- _Exercise_
Copy out every line of the data exactly.

(Saved entries)

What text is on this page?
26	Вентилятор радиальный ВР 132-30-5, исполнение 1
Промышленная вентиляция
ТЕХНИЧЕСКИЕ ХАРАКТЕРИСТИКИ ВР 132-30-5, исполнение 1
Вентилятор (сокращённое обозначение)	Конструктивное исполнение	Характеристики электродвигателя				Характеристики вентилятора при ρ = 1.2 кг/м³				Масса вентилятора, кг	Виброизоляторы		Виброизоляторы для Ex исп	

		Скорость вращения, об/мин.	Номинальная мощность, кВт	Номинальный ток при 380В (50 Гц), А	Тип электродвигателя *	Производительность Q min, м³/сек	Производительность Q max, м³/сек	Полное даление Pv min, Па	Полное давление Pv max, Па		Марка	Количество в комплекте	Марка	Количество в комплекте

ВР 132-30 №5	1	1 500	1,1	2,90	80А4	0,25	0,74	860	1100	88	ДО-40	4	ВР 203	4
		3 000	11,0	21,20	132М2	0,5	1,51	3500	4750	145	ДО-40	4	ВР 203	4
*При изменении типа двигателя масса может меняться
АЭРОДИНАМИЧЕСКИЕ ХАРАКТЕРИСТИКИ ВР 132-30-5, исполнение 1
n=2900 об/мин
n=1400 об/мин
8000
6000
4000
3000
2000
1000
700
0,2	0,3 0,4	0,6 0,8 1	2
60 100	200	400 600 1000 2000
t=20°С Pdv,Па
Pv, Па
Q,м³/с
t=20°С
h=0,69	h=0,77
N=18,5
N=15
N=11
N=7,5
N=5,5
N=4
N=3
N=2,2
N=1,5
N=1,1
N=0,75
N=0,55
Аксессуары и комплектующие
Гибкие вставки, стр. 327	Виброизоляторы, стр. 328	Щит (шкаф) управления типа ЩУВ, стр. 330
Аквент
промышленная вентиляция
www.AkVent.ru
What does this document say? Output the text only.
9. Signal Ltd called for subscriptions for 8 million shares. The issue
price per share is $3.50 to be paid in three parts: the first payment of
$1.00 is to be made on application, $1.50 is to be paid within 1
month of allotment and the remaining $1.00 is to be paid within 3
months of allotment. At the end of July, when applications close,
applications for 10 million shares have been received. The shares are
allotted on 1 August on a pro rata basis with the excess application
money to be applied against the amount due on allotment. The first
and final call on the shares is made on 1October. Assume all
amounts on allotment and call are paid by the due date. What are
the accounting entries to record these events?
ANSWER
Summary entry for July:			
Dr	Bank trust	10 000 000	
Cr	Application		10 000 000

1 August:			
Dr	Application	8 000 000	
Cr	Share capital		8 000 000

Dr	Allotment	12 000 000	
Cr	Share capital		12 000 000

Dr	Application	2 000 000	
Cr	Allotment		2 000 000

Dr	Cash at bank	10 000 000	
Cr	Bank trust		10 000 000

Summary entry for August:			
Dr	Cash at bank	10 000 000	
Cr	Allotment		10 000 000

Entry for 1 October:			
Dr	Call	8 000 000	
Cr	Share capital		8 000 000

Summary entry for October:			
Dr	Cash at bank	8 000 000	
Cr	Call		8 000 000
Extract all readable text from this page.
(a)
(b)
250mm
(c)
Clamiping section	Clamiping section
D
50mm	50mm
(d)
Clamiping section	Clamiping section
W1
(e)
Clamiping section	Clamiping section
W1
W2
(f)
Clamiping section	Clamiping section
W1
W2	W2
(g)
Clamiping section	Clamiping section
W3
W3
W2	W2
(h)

- _Reply_
What text is on this page?
26	Вентилятор радиальный ВР 132-30-5, исполнение 1
Промышленная вентиляция
ТЕХНИЧЕСКИЕ ХАРАКТЕРИСТИКИ ВР 132-30-5, исполнение 1
Вентилятор (сокращённое обозначение)	Конструктивное исполнение	Характеристики электродвигателя				Характеристики вентилятора при ρ = 1.2 кг/м³				Масса вентилятора, кг	Виброизоляторы		Виброизоляторы для Ex исп	

		Скорость вращения, об/мин.	Номинальная мощность, кВт	Номинальный ток при 380В (50 Гц), А	Тип электродвигателя *	Производительность Q min, м³/сек	Производительность Q max, м³/сек	Полное даление Pv min, Па	Полное давление Pv max, Па		Марка	Количество в комплекте	Марка	Количество в комплекте

ВР 132-30 №5	1	1 500	1,1	2,90	80А4	0,25	0,74	860	1100	88	ДО-40	4	ВР 203	4
		3 000	11,0	21,20	132М2	0,5	1,51	3500	4750	145	ДО-40	4	ВР 203	4
*При изменении типа двигателя масса может меняться
АЭРОДИНАМИЧЕСКИЕ ХАРАКТЕРИСТИКИ ВР 132-30-5, исполнение 1
n=2900 об/мин
n=1400 об/мин
8000
6000
4000
3000
2000
1000
700
0,2	0,3 0,4	0,6 0,8 1	2
60 100	200	400 600 1000 2000
t=20°С Pdv,Па
Pv, Па
Q,м³/с
t=20°С
h=0,69	h=0,77
N=18,5
N=15
N=11
N=7,5
N=5,5
N=4
N=3
N=2,2
N=1,5
N=1,1
N=0,75
N=0,55
Аксессуары и комплектующие
Гибкие вставки, стр. 327	Виброизоляторы, стр. 328	Щит (шкаф) управления типа ЩУВ, стр. 330
Аквент
промышленная вентиляция
www.AkVent.ru
What does this document say? Output the text only.
9. Signal Ltd called for subscriptions for 8 million shares. The issue
price per share is $3.50 to be paid in three parts: the first payment of
$1.00 is to be made on application, $1.50 is to be paid within 1
month of allotment and the remaining $1.00 is to be paid within 3
months of allotment. At the end of July, when applications close,
applications for 10 million shares have been received. The shares are
allotted on 1 August on a pro rata basis with the excess application
money to be applied against the amount due on allotment. The first
and final call on the shares is made on 1October. Assume all
amounts on allotment and call are paid by the due date. What are
the accounting entries to record these events?
ANSWER
Summary entry for July:			
Dr	Bank trust	10 000 000	
Cr	Application		10 000 000

1 August:			
Dr	Application	8 000 000	
Cr	Share capital		8 000 000

Dr	Allotment	12 000 000	
Cr	Share capital		12 000 000

Dr	Application	2 000 000	
Cr	Allotment		2 000 000

Dr	Cash at bank	10 000 000	
Cr	Bank trust		10 000 000

Summary entry for August:			
Dr	Cash at bank	10 000 000	
Cr	Allotment		10 000 000

Entry for 1 October:			
Dr	Call	8 000 000	
Cr	Share capital		8 000 000

Summary entry for October:			
Dr	Cash at bank	8 000 000	
Cr	Call		8 000 000
Extract all readable text from this page.
(a)
(b)
250mm
(c)
Clamiping section	Clamiping section
D
50mm	50mm
(d)
Clamiping section	Clamiping section
W1
(e)
Clamiping section	Clamiping section
W1
W2
(f)
Clamiping section	Clamiping section
W1
W2	W2
(g)
Clamiping section	Clamiping section
W3
W3
W2	W2
(h)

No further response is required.